━━━━━ Supplied records ━━━━━

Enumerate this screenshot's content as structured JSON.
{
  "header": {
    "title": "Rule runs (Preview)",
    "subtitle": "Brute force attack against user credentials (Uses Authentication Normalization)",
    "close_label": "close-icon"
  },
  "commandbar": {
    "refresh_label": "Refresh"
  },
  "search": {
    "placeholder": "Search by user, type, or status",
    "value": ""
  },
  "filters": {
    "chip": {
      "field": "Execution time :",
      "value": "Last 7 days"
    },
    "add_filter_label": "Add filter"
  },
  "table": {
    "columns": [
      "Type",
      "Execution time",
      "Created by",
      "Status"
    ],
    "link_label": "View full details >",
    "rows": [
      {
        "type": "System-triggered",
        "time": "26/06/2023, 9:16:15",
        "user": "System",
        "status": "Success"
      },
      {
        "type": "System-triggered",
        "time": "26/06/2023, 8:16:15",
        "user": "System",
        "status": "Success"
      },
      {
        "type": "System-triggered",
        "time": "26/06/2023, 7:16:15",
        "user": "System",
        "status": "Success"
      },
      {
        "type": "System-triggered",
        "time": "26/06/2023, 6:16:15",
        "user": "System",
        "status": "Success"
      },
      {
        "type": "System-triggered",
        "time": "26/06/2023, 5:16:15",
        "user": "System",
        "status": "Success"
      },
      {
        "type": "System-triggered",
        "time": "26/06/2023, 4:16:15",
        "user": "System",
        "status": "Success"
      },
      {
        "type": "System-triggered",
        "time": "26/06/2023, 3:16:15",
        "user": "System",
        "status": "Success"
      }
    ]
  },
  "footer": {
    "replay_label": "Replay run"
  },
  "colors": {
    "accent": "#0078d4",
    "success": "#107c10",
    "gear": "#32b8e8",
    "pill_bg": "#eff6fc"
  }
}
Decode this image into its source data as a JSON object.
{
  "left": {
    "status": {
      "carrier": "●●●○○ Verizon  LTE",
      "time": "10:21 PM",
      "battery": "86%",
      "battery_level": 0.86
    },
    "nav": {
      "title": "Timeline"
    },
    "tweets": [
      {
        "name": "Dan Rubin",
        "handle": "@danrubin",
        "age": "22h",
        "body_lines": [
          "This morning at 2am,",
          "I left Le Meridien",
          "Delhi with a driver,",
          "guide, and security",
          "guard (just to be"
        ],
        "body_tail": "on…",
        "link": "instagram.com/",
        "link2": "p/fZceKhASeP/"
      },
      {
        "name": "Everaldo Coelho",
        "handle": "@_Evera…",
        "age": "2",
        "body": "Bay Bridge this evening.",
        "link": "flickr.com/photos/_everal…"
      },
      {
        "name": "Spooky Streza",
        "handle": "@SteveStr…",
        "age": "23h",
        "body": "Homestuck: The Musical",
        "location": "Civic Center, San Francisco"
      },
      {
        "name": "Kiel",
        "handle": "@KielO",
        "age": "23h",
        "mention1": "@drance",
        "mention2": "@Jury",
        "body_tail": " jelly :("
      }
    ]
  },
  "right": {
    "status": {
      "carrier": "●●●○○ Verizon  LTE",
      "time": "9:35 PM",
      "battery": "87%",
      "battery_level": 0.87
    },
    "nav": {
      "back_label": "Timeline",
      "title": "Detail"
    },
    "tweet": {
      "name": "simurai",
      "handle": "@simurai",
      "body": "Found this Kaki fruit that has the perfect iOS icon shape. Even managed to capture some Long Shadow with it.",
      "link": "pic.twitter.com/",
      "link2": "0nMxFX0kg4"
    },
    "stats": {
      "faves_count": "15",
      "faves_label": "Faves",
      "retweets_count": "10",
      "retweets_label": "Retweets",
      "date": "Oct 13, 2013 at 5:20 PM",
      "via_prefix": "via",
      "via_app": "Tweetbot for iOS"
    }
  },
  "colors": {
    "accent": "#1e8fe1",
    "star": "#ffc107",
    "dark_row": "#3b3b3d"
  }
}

━━━━━

Task prompt: Copy out each record, keeping every word as it is.

Written solution:
Enumerate this screenshot's content as structured JSON.
{
  "header": {
    "title": "Rule runs (Preview)",
    "subtitle": "Brute force attack against user credentials (Uses Authentication Normalization)",
    "close_label": "close-icon"
  },
  "commandbar": {
    "refresh_label": "Refresh"
  },
  "search": {
    "placeholder": "Search by user, type, or status",
    "value": ""
  },
  "filters": {
    "chip": {
      "field": "Execution time :",
      "value": "Last 7 days"
    },
    "add_filter_label": "Add filter"
  },
  "table": {
    "columns": [
      "Type",
      "Execution time",
      "Created by",
      "Status"
    ],
    "link_label": "View full details >",
    "rows": [
      {
        "type": "System-triggered",
        "time": "26/06/2023, 9:16:15",
        "user": "System",
        "status": "Success"
      },
      {
        "type": "System-triggered",
        "time": "26/06/2023, 8:16:15",
        "user": "System",
        "status": "Success"
      },
      {
        "type": "System-triggered",
        "time": "26/06/2023, 7:16:15",
        "user": "System",
        "status": "Success"
      },
      {
        "type": "System-triggered",
        "time": "26/06/2023, 6:16:15",
        "user": "System",
        "status": "Success"
      },
      {
        "type": "System-triggered",
        "time": "26/06/2023, 5:16:15",
        "user": "System",
        "status": "Success"
      },
      {
        "type": "System-triggered",
        "time": "26/06/2023, 4:16:15",
        "user": "System",
        "status": "Success"
      },
      {
        "type": "System-triggered",
        "time": "26/06/2023, 3:16:15",
        "user": "System",
        "status": "Success"
      }
    ]
  },
  "footer": {
    "replay_label": "Replay run"
  },
  "colors": {
    "accent": "#0078d4",
    "success": "#107c10",
    "gear": "#32b8e8",
    "pill_bg": "#eff6fc"
  }
}
Decode this image into its source data as a JSON object.
{
  "left": {
    "status": {
      "carrier": "●●●○○ Verizon  LTE",
      "time": "10:21 PM",
      "battery": "86%",
      "battery_level": 0.86
    },
    "nav": {
      "title": "Timeline"
    },
    "tweets": [
      {
        "name": "Dan Rubin",
        "handle": "@danrubin",
        "age": "22h",
        "body_lines": [
          "This morning at 2am,",
          "I left Le Meridien",
          "Delhi with a driver,",
          "guide, and security",
          "guard (just to be"
        ],
        "body_tail": "on…",
        "link": "instagram.com/",
        "link2": "p/fZceKhASeP/"
      },
      {
        "name": "Everaldo Coelho",
        "handle": "@_Evera…",
        "age": "2",
        "body": "Bay Bridge this evening.",
        "link": "flickr.com/photos/_everal…"
      },
      {
        "name": "Spooky Streza",
        "handle": "@SteveStr…",
        "age": "23h",
        "body": "Homestuck: The Musical",
        "location": "Civic Center, San Francisco"
      },
      {
        "name": "Kiel",
        "handle": "@KielO",
        "age": "23h",
        "mention1": "@drance",
        "mention2": "@Jury",
        "body_tail": " jelly :("
      }
    ]
  },
  "right": {
    "status": {
      "carrier": "●●●○○ Verizon  LTE",
      "time": "9:35 PM",
      "battery": "87%",
      "battery_level": 0.87
    },
    "nav": {
      "back_label": "Timeline",
      "title": "Detail"
    },
    "tweet": {
      "name": "simurai",
      "handle": "@simurai",
      "body": "Found this Kaki fruit that has the perfect iOS icon shape. Even managed to capture some Long Shadow with it.",
      "link": "pic.twitter.com/",
      "link2": "0nMxFX0kg4"
    },
    "stats": {
      "faves_count": "15",
      "faves_label": "Faves",
      "retweets_count": "10",
      "retweets_label": "Retweets",
      "date": "Oct 13, 2013 at 5:20 PM",
      "via_prefix": "via",
      "via_app": "Tweetbot for iOS"
    }
  },
  "colors": {
    "accent": "#1e8fe1",
    "star": "#ffc107",
    "dark_row": "#3b3b3d"
  }
}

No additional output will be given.